#### [Short problem]
Below are the records; locate each line with the word "DataEye" and copy it.

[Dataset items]

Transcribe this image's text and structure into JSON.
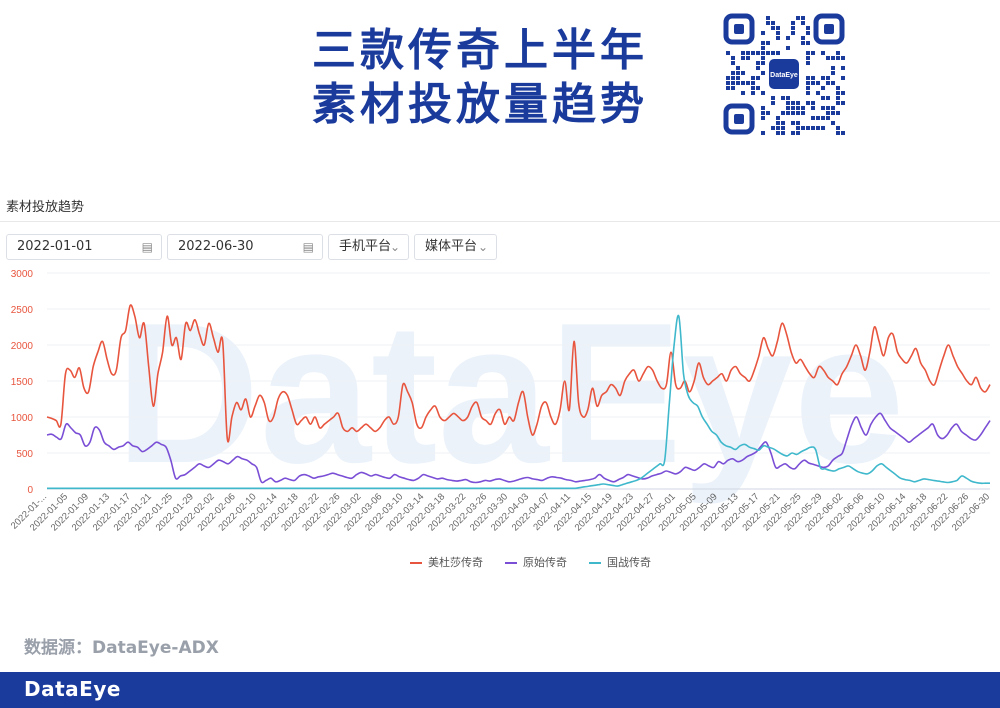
{
  "header": {
    "title_line1": "三款传奇上半年",
    "title_line2": "素材投放量趋势"
  },
  "qr_badge": {
    "text": "DataEye"
  },
  "panel": {
    "title": "素材投放趋势"
  },
  "controls": {
    "start_date": "2022-01-01",
    "end_date": "2022-06-30",
    "platform_filter": "手机平台",
    "media_filter": "媒体平台"
  },
  "watermark": "DataEye",
  "source": "数据源：DataEye-ADX",
  "footer": {
    "logo": "DataEye"
  },
  "colors": {
    "title": "#1a3a9c",
    "footer": "#1a3a9c",
    "series1": "#e8553e",
    "series2": "#7a4fd6",
    "series3": "#3fb8cc"
  },
  "chart_data": {
    "type": "line",
    "ylim": [
      0,
      3000
    ],
    "yticks": [
      0,
      500,
      1000,
      1500,
      2000,
      2500,
      3000
    ],
    "x_start": "2022-01-01",
    "x_end": "2022-06-30",
    "xtick_labels": [
      "2022-01-...",
      "2022-01-05",
      "2022-01-09",
      "2022-01-13",
      "2022-01-17",
      "2022-01-21",
      "2022-01-25",
      "2022-01-29",
      "2022-02-02",
      "2022-02-06",
      "2022-02-10",
      "2022-02-14",
      "2022-02-18",
      "2022-02-22",
      "2022-02-26",
      "2022-03-02",
      "2022-03-06",
      "2022-03-10",
      "2022-03-14",
      "2022-03-18",
      "2022-03-22",
      "2022-03-26",
      "2022-03-30",
      "2022-04-03",
      "2022-04-07",
      "2022-04-11",
      "2022-04-15",
      "2022-04-19",
      "2022-04-23",
      "2022-04-27",
      "2022-05-01",
      "2022-05-05",
      "2022-05-09",
      "2022-05-13",
      "2022-05-17",
      "2022-05-21",
      "2022-05-25",
      "2022-05-29",
      "2022-06-02",
      "2022-06-06",
      "2022-06-10",
      "2022-06-14",
      "2022-06-18",
      "2022-06-22",
      "2022-06-26",
      "2022-06-30"
    ],
    "legend_position": "bottom",
    "series": [
      {
        "name": "美杜莎传奇",
        "color": "#e8553e",
        "values": [
          1000,
          980,
          950,
          900,
          1600,
          1650,
          1550,
          1680,
          1400,
          1350,
          1700,
          1900,
          2050,
          1800,
          1600,
          1650,
          2100,
          2200,
          2550,
          2400,
          2100,
          2300,
          1700,
          1150,
          1600,
          1900,
          2400,
          2000,
          2100,
          1800,
          2300,
          2200,
          2350,
          2150,
          2000,
          2300,
          2100,
          1900,
          2050,
          700,
          1000,
          1200,
          1100,
          1250,
          1000,
          1150,
          1300,
          1200,
          950,
          1000,
          1250,
          1350,
          1300,
          1100,
          900,
          950,
          1000,
          900,
          1000,
          850,
          900,
          950,
          1000,
          1050,
          850,
          800,
          850,
          800,
          850,
          900,
          850,
          800,
          850,
          950,
          1000,
          900,
          1000,
          1450,
          1350,
          1200,
          900,
          850,
          1000,
          1100,
          1150,
          1000,
          950,
          1000,
          1050,
          1000,
          950,
          1000,
          1150,
          1200,
          1000,
          950,
          900,
          1050,
          1100,
          900,
          1000,
          950,
          1200,
          1350,
          1000,
          750,
          900,
          1150,
          1200,
          1000,
          900,
          1100,
          1500,
          1100,
          2050,
          1200,
          1000,
          1100,
          1400,
          1150,
          1300,
          1350,
          1450,
          1400,
          1300,
          1500,
          1600,
          1650,
          1500,
          1600,
          1700,
          1650,
          1500,
          1400,
          1450,
          1900,
          1450,
          1400,
          1500,
          1350,
          1500,
          1750,
          1550,
          1450,
          1500,
          1550,
          1600,
          1500,
          1650,
          1700,
          1600,
          1550,
          1500,
          1650,
          1850,
          2100,
          1950,
          1850,
          2050,
          2300,
          2150,
          1900,
          1750,
          1800,
          1700,
          1600,
          1550,
          1700,
          1650,
          1550,
          1500,
          1450,
          1600,
          1700,
          1850,
          2000,
          1850,
          1650,
          1900,
          2250,
          2050,
          1850,
          2100,
          2150,
          1900,
          1800,
          1750,
          1850,
          1950,
          1750,
          1650,
          1500,
          1450,
          1650,
          1850,
          2000,
          1850,
          1700,
          1600,
          1500,
          1450,
          1550,
          1400,
          1350,
          1450
        ]
      },
      {
        "name": "原始传奇",
        "color": "#7a4fd6",
        "values": [
          750,
          760,
          720,
          700,
          900,
          850,
          780,
          750,
          600,
          650,
          850,
          820,
          650,
          600,
          550,
          580,
          600,
          650,
          600,
          580,
          520,
          550,
          600,
          650,
          620,
          580,
          400,
          150,
          180,
          200,
          250,
          300,
          350,
          320,
          300,
          350,
          400,
          380,
          350,
          400,
          450,
          420,
          400,
          350,
          300,
          100,
          120,
          150,
          100,
          120,
          150,
          130,
          120,
          180,
          200,
          180,
          150,
          170,
          180,
          200,
          220,
          200,
          180,
          160,
          150,
          200,
          230,
          210,
          180,
          200,
          180,
          160,
          150,
          200,
          170,
          150,
          130,
          120,
          150,
          200,
          180,
          160,
          140,
          150,
          130,
          120,
          110,
          120,
          130,
          100,
          90,
          100,
          120,
          110,
          130,
          140,
          120,
          100,
          110,
          130,
          150,
          160,
          140,
          130,
          120,
          150,
          170,
          160,
          150,
          130,
          120,
          100,
          110,
          120,
          130,
          150,
          200,
          150,
          120,
          100,
          130,
          160,
          200,
          180,
          160,
          140,
          150,
          180,
          200,
          220,
          250,
          230,
          210,
          240,
          300,
          280,
          260,
          300,
          350,
          320,
          300,
          380,
          350,
          400,
          420,
          380,
          400,
          450,
          480,
          520,
          600,
          650,
          500,
          300,
          320,
          350,
          300,
          280,
          350,
          400,
          360,
          340,
          320,
          300,
          320,
          400,
          450,
          500,
          700,
          900,
          1000,
          850,
          750,
          900,
          1000,
          1050,
          950,
          850,
          800,
          750,
          700,
          650,
          700,
          750,
          800,
          850,
          900,
          750,
          700,
          750,
          850,
          900,
          800,
          750,
          700,
          680,
          750,
          850,
          950
        ]
      },
      {
        "name": "国战传奇",
        "color": "#3fb8cc",
        "values": [
          10,
          10,
          10,
          10,
          10,
          10,
          10,
          10,
          10,
          10,
          10,
          10,
          10,
          10,
          10,
          10,
          10,
          10,
          10,
          10,
          10,
          10,
          10,
          10,
          10,
          10,
          10,
          10,
          10,
          10,
          10,
          10,
          10,
          10,
          10,
          10,
          10,
          10,
          10,
          10,
          10,
          10,
          10,
          10,
          10,
          10,
          10,
          10,
          10,
          10,
          10,
          10,
          10,
          10,
          10,
          10,
          10,
          10,
          10,
          10,
          10,
          10,
          10,
          10,
          10,
          10,
          10,
          10,
          10,
          10,
          10,
          10,
          10,
          10,
          10,
          10,
          10,
          10,
          10,
          10,
          10,
          10,
          10,
          10,
          10,
          10,
          10,
          10,
          10,
          10,
          10,
          10,
          10,
          10,
          10,
          10,
          10,
          10,
          10,
          10,
          10,
          10,
          10,
          10,
          10,
          10,
          10,
          10,
          10,
          10,
          10,
          10,
          10,
          20,
          30,
          40,
          50,
          60,
          70,
          60,
          50,
          40,
          60,
          80,
          100,
          120,
          150,
          200,
          250,
          300,
          350,
          400,
          1200,
          2000,
          2400,
          1600,
          1300,
          1200,
          1150,
          1000,
          900,
          800,
          750,
          650,
          600,
          580,
          550,
          600,
          620,
          580,
          560,
          540,
          600,
          580,
          560,
          520,
          480,
          460,
          500,
          480,
          520,
          550,
          580,
          550,
          300,
          280,
          260,
          250,
          280,
          300,
          320,
          280,
          240,
          220,
          210,
          250,
          320,
          350,
          300,
          250,
          200,
          150,
          130,
          120,
          100,
          120,
          140,
          130,
          120,
          110,
          100,
          90,
          100,
          120,
          180,
          150,
          110,
          90,
          80,
          80,
          80
        ]
      }
    ]
  }
}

#### [Exercise answer]
    "text": "DataEye"
  "watermark": "DataEye",
  "source": "数据源：DataEye-ADX",
    "logo": "DataEye"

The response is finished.